▶ [DIRECTIVE]: Identify the lines that contain the word "Zhongshan" and copy each one.

** Start of SUPPLIED RECORDS **

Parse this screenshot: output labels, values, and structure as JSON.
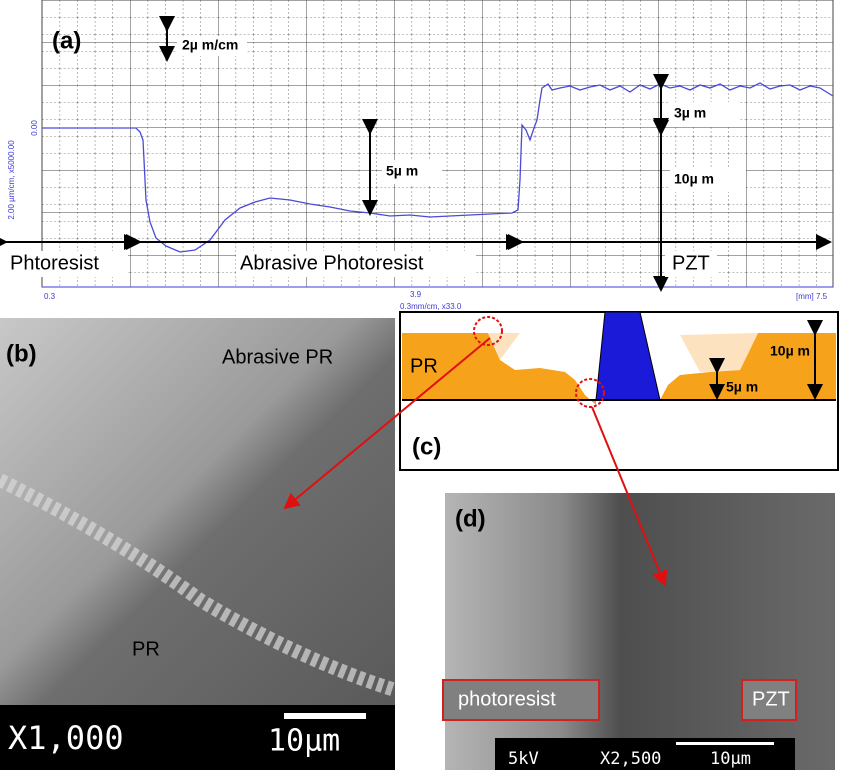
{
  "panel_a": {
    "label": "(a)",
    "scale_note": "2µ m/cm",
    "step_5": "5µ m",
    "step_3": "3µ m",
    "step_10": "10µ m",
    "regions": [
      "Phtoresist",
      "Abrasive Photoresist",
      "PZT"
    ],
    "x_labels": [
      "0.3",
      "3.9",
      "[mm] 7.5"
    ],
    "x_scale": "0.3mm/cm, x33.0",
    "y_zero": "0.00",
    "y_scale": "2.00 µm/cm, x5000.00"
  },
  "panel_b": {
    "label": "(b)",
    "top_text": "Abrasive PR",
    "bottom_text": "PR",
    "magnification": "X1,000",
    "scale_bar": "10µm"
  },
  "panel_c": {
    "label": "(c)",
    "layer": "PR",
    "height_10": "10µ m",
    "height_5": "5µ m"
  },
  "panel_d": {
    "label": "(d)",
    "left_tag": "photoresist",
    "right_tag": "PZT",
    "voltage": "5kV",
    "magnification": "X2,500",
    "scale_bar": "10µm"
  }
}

** End of SUPPLIED RECORDS **
** Start of SUPPLIED RECORDS **

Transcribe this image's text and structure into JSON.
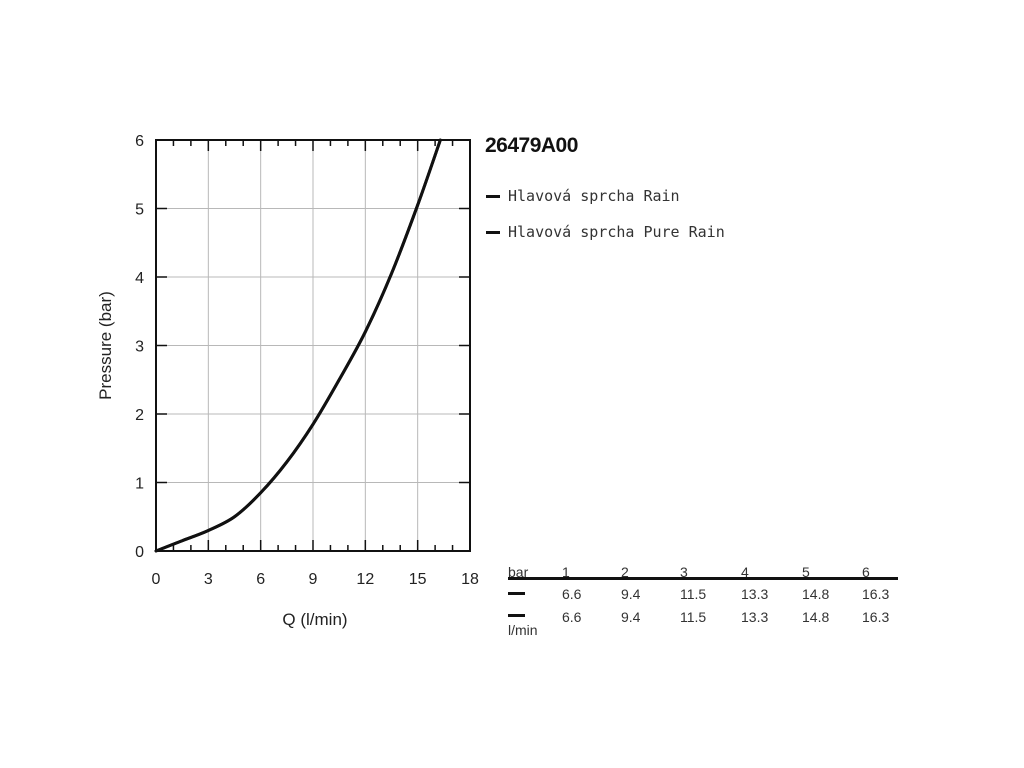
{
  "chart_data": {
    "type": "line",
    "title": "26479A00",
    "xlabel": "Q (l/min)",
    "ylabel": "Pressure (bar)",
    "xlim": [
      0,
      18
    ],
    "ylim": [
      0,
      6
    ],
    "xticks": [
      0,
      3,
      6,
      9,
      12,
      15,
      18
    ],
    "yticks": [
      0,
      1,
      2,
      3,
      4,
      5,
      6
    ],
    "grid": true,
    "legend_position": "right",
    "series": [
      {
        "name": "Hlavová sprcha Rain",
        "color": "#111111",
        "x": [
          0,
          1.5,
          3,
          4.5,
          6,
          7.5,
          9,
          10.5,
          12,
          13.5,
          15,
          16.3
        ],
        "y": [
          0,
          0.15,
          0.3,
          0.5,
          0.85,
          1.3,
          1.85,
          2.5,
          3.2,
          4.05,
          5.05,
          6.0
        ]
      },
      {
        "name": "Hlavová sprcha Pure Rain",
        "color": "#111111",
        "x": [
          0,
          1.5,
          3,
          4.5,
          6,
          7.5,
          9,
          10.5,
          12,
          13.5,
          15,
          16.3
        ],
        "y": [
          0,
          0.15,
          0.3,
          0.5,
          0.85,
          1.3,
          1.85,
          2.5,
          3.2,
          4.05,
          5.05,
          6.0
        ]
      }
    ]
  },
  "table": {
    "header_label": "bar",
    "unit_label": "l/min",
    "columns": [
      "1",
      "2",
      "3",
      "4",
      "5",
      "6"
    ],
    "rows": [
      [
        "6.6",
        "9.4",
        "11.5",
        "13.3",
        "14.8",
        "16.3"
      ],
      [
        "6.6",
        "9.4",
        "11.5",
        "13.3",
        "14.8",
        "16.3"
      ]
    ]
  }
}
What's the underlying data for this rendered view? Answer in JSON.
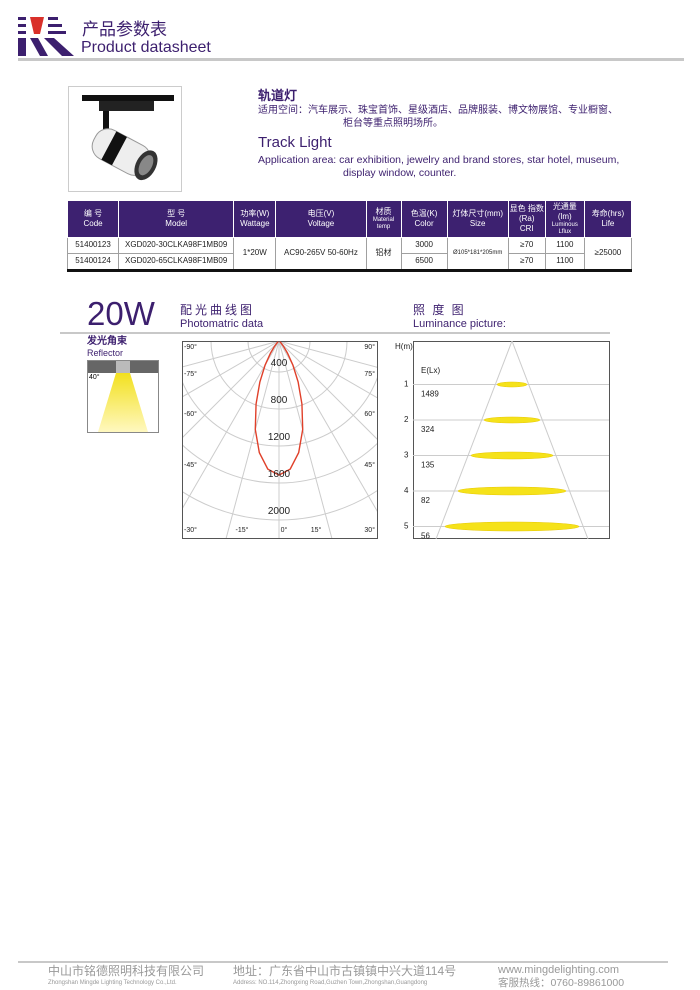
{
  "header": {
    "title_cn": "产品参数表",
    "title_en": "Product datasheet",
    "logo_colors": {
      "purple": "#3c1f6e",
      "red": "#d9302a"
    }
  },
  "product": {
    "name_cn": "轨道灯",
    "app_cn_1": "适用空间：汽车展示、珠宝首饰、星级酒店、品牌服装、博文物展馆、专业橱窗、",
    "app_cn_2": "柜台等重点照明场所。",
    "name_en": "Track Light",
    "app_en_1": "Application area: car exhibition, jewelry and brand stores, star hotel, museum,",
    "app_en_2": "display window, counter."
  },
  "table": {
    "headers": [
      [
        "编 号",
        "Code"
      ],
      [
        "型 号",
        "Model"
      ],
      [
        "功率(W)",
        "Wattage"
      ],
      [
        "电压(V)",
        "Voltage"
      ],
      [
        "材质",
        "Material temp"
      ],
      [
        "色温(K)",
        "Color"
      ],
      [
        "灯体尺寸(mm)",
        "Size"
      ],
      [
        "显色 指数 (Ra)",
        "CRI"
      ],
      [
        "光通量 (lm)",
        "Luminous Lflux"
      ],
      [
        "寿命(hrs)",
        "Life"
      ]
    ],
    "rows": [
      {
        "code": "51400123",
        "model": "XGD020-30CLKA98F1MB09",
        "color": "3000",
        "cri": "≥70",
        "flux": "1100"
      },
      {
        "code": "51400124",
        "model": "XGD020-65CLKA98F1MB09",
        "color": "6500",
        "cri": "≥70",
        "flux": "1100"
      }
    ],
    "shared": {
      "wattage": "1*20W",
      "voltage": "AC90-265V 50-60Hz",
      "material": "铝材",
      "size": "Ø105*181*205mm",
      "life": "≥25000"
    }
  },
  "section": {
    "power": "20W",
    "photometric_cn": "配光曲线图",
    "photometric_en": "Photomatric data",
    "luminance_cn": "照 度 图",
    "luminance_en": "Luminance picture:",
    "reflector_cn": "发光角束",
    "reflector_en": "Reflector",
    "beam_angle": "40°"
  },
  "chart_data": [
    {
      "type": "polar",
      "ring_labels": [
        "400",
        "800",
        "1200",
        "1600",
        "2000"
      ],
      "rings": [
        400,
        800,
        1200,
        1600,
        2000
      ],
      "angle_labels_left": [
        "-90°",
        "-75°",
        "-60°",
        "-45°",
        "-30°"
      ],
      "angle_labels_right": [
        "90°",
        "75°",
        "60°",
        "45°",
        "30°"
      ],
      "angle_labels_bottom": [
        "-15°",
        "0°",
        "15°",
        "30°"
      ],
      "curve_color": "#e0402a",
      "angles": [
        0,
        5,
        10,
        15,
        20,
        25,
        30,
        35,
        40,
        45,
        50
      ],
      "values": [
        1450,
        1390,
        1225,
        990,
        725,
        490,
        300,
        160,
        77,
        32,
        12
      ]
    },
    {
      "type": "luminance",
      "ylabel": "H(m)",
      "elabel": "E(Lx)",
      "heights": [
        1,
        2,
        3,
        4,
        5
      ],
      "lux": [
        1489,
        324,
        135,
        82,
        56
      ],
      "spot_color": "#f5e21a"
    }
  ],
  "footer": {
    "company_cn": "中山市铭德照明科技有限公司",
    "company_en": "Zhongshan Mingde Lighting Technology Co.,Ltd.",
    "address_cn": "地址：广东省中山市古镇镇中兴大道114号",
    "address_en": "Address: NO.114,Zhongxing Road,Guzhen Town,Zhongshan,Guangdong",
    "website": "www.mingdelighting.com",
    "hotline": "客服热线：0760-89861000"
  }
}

** End of SUPPLIED RECORDS **

▶ [REPLY]:
    "company_en": "Zhongshan Mingde Lighting Technology Co.,Ltd.",
    "address_en": "Address: NO.114,Zhongxing Road,Guzhen Town,Zhongshan,Guangdong",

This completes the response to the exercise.